- **EXERCISE OBJECTIVE**:
Gather all lines in the entries below that include the word "Internet".

*** LISTED RECORDS

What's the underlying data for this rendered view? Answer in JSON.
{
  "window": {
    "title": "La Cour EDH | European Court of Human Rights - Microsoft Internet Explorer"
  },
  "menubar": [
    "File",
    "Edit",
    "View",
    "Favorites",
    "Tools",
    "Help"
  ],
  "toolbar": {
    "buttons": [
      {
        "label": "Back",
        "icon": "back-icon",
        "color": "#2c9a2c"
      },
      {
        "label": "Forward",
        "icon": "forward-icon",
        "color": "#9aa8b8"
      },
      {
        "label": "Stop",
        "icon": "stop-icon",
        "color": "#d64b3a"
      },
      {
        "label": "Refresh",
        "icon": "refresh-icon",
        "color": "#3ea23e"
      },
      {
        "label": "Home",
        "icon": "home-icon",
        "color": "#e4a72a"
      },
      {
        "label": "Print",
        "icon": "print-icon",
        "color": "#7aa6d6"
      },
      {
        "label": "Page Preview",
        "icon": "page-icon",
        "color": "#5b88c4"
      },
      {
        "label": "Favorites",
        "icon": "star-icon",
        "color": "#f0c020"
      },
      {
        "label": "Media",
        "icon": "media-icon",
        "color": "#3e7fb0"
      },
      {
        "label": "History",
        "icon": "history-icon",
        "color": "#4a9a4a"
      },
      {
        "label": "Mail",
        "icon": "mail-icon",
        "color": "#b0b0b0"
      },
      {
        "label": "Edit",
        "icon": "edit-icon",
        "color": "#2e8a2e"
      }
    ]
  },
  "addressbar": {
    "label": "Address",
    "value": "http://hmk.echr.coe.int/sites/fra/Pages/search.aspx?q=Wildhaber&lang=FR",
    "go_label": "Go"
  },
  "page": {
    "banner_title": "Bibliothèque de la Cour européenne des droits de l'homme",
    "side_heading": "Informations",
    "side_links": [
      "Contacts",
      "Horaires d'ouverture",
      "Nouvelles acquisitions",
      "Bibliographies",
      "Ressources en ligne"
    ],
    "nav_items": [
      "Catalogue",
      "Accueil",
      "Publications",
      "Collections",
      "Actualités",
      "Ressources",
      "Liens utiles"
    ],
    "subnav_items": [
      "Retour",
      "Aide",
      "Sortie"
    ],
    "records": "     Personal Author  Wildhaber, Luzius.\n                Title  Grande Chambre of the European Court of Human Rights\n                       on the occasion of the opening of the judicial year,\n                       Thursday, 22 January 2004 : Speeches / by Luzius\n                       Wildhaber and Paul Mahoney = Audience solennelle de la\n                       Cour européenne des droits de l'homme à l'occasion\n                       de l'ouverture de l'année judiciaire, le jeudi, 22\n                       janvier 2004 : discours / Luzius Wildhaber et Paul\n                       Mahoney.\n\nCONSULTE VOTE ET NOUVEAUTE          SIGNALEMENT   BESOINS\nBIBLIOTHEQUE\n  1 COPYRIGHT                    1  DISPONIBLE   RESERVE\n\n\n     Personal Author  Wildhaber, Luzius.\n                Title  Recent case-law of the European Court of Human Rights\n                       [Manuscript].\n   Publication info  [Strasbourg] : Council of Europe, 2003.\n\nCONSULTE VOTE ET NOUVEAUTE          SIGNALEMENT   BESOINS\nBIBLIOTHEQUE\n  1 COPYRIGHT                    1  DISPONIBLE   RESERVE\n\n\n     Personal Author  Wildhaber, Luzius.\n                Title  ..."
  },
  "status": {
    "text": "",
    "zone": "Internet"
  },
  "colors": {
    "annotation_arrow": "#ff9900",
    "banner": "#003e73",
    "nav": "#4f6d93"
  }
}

******

- **OUTPUT**:
    "title": "La Cour EDH | European Court of Human Rights - Microsoft Internet Explorer"
    "zone": "Internet"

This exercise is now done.